# SHORT EXERCISE
Check every line of the data below for the string "JSON", and copy the ones that hold it.

# Items from a dataset
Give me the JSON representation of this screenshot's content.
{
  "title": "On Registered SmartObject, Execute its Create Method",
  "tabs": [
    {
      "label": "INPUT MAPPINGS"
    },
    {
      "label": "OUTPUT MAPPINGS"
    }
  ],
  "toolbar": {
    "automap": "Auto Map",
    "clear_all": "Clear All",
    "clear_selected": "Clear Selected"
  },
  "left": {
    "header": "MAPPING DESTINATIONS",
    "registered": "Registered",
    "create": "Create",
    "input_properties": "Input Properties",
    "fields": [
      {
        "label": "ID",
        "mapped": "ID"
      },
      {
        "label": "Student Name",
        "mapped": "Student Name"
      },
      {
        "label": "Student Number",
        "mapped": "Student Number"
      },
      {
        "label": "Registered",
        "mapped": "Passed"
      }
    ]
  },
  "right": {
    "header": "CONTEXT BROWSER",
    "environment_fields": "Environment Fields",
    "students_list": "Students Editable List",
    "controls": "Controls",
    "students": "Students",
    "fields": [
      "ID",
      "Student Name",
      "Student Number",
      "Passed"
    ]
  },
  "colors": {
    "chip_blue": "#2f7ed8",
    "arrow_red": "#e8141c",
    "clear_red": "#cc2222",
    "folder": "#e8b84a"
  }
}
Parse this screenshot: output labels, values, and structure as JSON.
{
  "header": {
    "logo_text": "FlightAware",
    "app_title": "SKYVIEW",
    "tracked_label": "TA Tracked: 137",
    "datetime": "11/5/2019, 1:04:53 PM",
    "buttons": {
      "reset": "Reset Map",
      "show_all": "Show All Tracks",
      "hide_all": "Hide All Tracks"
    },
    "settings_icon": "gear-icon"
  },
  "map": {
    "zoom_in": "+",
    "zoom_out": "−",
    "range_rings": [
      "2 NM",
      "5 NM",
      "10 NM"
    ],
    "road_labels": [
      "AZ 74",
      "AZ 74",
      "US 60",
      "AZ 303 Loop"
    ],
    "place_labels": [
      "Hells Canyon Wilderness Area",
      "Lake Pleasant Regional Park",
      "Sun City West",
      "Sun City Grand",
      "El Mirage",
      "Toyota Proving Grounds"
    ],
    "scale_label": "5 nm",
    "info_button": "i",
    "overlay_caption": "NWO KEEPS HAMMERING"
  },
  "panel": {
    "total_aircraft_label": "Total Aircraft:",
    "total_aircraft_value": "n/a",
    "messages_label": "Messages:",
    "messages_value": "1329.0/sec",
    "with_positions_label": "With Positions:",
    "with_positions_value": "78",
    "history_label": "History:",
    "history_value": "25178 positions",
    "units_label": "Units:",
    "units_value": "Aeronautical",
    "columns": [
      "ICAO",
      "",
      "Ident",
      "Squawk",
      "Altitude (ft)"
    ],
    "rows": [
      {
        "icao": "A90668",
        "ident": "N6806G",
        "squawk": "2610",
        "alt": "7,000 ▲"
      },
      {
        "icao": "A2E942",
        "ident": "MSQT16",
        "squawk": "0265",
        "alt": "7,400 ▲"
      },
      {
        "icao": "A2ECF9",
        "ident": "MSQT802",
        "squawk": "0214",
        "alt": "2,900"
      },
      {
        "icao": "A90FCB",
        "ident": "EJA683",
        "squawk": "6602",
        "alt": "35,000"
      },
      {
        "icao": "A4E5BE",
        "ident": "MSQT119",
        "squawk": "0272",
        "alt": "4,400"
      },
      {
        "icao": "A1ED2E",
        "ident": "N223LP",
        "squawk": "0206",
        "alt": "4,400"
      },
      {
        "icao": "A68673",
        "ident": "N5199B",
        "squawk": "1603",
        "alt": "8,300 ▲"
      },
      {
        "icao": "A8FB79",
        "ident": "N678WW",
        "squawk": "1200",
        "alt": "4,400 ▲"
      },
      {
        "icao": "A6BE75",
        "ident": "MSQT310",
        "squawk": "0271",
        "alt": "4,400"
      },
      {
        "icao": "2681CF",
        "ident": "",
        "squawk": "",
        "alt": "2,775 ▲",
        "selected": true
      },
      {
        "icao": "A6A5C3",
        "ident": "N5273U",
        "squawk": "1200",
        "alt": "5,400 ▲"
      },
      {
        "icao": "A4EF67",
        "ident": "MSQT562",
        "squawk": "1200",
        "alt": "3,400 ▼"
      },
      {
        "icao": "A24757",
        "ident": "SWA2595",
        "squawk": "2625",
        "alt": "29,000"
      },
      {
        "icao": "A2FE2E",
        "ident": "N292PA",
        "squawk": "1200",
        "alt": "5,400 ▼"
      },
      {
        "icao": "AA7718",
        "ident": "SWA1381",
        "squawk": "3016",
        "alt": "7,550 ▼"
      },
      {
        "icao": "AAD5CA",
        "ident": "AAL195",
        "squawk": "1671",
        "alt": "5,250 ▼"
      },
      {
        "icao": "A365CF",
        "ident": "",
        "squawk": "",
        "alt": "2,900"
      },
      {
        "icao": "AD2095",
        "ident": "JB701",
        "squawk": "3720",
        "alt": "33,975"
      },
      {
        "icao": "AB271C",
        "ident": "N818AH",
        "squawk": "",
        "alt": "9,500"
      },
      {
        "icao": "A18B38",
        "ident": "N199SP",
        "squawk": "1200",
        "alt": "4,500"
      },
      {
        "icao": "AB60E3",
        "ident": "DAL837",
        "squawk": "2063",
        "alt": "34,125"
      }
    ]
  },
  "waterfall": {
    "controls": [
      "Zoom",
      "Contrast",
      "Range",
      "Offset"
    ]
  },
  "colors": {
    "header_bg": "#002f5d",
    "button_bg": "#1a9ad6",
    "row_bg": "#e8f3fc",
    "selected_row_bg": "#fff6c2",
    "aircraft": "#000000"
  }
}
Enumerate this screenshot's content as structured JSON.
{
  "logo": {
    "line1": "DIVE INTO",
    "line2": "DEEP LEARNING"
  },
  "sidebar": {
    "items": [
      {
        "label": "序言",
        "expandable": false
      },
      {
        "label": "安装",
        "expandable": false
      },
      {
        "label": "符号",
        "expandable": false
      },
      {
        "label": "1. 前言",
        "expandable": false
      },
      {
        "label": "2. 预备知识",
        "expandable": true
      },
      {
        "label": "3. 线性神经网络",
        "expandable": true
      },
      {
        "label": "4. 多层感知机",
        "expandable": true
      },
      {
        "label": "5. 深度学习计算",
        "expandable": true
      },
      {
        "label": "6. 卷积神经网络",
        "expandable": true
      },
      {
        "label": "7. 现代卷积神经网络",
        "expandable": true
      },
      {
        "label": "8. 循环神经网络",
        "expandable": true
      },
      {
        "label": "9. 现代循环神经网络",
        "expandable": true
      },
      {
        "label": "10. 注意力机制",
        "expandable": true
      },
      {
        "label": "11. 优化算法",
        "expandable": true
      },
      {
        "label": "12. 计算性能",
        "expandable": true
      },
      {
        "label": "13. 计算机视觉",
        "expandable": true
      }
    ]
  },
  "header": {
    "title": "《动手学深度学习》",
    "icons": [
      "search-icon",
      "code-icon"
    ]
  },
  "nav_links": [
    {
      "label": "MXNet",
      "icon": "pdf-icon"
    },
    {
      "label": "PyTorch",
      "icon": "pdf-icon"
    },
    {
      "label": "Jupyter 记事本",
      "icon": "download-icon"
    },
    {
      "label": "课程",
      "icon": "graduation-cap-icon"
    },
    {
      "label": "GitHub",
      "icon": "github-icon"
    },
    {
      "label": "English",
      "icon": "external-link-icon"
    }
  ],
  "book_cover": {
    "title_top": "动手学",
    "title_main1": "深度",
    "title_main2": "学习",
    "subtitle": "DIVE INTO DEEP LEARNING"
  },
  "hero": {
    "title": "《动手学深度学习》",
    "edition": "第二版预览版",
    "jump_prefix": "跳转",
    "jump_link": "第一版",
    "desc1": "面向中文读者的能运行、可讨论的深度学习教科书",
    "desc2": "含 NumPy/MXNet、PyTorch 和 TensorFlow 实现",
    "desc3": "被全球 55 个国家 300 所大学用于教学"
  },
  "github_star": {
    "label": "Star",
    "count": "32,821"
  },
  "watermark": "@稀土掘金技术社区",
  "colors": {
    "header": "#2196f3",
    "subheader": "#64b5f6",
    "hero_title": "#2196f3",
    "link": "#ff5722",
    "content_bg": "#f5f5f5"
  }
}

# REPLY TO THE TASK
Give me the JSON representation of this screenshot's content.
Parse this screenshot: output labels, values, and structure as JSON.
Enumerate this screenshot's content as structured JSON.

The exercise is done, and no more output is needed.